YOUR INSTRUCTIONS - Produce a verbatim copy of the entries listed below.

--

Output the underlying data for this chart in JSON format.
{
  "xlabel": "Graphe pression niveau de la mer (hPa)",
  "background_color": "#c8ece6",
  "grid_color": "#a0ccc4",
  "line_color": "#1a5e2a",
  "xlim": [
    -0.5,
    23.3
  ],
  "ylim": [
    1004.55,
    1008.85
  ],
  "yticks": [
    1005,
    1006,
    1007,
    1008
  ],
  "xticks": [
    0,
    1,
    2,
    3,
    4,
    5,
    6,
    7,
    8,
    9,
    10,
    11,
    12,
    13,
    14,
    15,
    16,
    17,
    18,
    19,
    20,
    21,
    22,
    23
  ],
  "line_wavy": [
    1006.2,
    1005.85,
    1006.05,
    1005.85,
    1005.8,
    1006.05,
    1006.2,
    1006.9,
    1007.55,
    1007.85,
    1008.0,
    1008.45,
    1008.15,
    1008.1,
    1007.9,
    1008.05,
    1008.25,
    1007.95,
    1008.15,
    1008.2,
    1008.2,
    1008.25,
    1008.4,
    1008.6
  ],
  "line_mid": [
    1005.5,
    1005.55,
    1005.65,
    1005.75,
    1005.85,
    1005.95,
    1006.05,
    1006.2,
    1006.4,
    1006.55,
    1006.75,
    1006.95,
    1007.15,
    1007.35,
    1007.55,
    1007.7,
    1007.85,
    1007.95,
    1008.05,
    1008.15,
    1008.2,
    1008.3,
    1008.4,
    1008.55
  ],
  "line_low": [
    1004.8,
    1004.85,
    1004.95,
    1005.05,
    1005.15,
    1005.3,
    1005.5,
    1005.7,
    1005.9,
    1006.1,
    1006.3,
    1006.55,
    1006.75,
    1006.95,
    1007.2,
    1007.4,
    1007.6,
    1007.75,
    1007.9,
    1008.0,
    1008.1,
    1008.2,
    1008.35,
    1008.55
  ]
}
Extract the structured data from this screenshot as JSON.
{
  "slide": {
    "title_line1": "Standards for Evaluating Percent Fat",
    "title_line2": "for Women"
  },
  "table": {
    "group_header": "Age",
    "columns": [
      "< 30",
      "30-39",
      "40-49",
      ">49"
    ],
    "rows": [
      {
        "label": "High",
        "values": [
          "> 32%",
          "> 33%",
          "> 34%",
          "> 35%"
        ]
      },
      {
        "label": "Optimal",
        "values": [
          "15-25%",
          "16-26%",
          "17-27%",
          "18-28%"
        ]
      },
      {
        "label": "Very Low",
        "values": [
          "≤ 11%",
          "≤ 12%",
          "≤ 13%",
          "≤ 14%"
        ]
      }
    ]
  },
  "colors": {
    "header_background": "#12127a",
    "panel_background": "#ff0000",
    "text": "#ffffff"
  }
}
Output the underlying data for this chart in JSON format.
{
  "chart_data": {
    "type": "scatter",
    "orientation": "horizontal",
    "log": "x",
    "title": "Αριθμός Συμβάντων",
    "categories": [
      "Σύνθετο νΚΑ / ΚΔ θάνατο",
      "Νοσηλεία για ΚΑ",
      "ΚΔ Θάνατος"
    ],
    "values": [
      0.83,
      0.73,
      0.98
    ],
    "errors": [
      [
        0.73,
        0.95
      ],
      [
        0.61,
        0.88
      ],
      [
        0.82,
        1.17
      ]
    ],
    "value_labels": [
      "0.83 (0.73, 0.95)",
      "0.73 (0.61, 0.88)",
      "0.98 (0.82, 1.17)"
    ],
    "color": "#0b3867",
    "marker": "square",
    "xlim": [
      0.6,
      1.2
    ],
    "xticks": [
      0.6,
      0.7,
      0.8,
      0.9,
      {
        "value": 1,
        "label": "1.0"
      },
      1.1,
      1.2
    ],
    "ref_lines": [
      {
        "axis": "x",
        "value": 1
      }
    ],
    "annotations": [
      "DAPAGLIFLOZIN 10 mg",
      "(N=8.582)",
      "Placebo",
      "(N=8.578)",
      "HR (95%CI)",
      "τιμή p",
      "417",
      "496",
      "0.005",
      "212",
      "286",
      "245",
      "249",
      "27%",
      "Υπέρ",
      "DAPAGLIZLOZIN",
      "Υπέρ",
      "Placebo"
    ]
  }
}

--

WRITTEN RESPONSE -
Output the underlying data for this chart in JSON format.
{
  "xlabel": "Graphe pression niveau de la mer (hPa)",
  "background_color": "#c8ece6",
  "grid_color": "#a0ccc4",
  "line_color": "#1a5e2a",
  "xlim": [
    -0.5,
    23.3
  ],
  "ylim": [
    1004.55,
    1008.85
  ],
  "yticks": [
    1005,
    1006,
    1007,
    1008
  ],
  "xticks": [
    0,
    1,
    2,
    3,
    4,
    5,
    6,
    7,
    8,
    9,
    10,
    11,
    12,
    13,
    14,
    15,
    16,
    17,
    18,
    19,
    20,
    21,
    22,
    23
  ],
  "line_wavy": [
    1006.2,
    1005.85,
    1006.05,
    1005.85,
    1005.8,
    1006.05,
    1006.2,
    1006.9,
    1007.55,
    1007.85,
    1008.0,
    1008.45,
    1008.15,
    1008.1,
    1007.9,
    1008.05,
    1008.25,
    1007.95,
    1008.15,
    1008.2,
    1008.2,
    1008.25,
    1008.4,
    1008.6
  ],
  "line_mid": [
    1005.5,
    1005.55,
    1005.65,
    1005.75,
    1005.85,
    1005.95,
    1006.05,
    1006.2,
    1006.4,
    1006.55,
    1006.75,
    1006.95,
    1007.15,
    1007.35,
    1007.55,
    1007.7,
    1007.85,
    1007.95,
    1008.05,
    1008.15,
    1008.2,
    1008.3,
    1008.4,
    1008.55
  ],
  "line_low": [
    1004.8,
    1004.85,
    1004.95,
    1005.05,
    1005.15,
    1005.3,
    1005.5,
    1005.7,
    1005.9,
    1006.1,
    1006.3,
    1006.55,
    1006.75,
    1006.95,
    1007.2,
    1007.4,
    1007.6,
    1007.75,
    1007.9,
    1008.0,
    1008.1,
    1008.2,
    1008.35,
    1008.55
  ]
}
Extract the structured data from this screenshot as JSON.
{
  "slide": {
    "title_line1": "Standards for Evaluating Percent Fat",
    "title_line2": "for Women"
  },
  "table": {
    "group_header": "Age",
    "columns": [
      "< 30",
      "30-39",
      "40-49",
      ">49"
    ],
    "rows": [
      {
        "label": "High",
        "values": [
          "> 32%",
          "> 33%",
          "> 34%",
          "> 35%"
        ]
      },
      {
        "label": "Optimal",
        "values": [
          "15-25%",
          "16-26%",
          "17-27%",
          "18-28%"
        ]
      },
      {
        "label": "Very Low",
        "values": [
          "≤ 11%",
          "≤ 12%",
          "≤ 13%",
          "≤ 14%"
        ]
      }
    ]
  },
  "colors": {
    "header_background": "#12127a",
    "panel_background": "#ff0000",
    "text": "#ffffff"
  }
}
Output the underlying data for this chart in JSON format.
{
  "chart_data": {
    "type": "scatter",
    "orientation": "horizontal",
    "log": "x",
    "title": "Αριθμός Συμβάντων",
    "categories": [
      "Σύνθετο νΚΑ / ΚΔ θάνατο",
      "Νοσηλεία για ΚΑ",
      "ΚΔ Θάνατος"
    ],
    "values": [
      0.83,
      0.73,
      0.98
    ],
    "errors": [
      [
        0.73,
        0.95
      ],
      [
        0.61,
        0.88
      ],
      [
        0.82,
        1.17
      ]
    ],
    "value_labels": [
      "0.83 (0.73, 0.95)",
      "0.73 (0.61, 0.88)",
      "0.98 (0.82, 1.17)"
    ],
    "color": "#0b3867",
    "marker": "square",
    "xlim": [
      0.6,
      1.2
    ],
    "xticks": [
      0.6,
      0.7,
      0.8,
      0.9,
      {
        "value": 1,
        "label": "1.0"
      },
      1.1,
      1.2
    ],
    "ref_lines": [
      {
        "axis": "x",
        "value": 1
      }
    ],
    "annotations": [
      "DAPAGLIFLOZIN 10 mg",
      "(N=8.582)",
      "Placebo",
      "(N=8.578)",
      "HR (95%CI)",
      "τιμή p",
      "417",
      "496",
      "0.005",
      "212",
      "286",
      "245",
      "249",
      "27%",
      "Υπέρ",
      "DAPAGLIZLOZIN",
      "Υπέρ",
      "Placebo"
    ]
  }
}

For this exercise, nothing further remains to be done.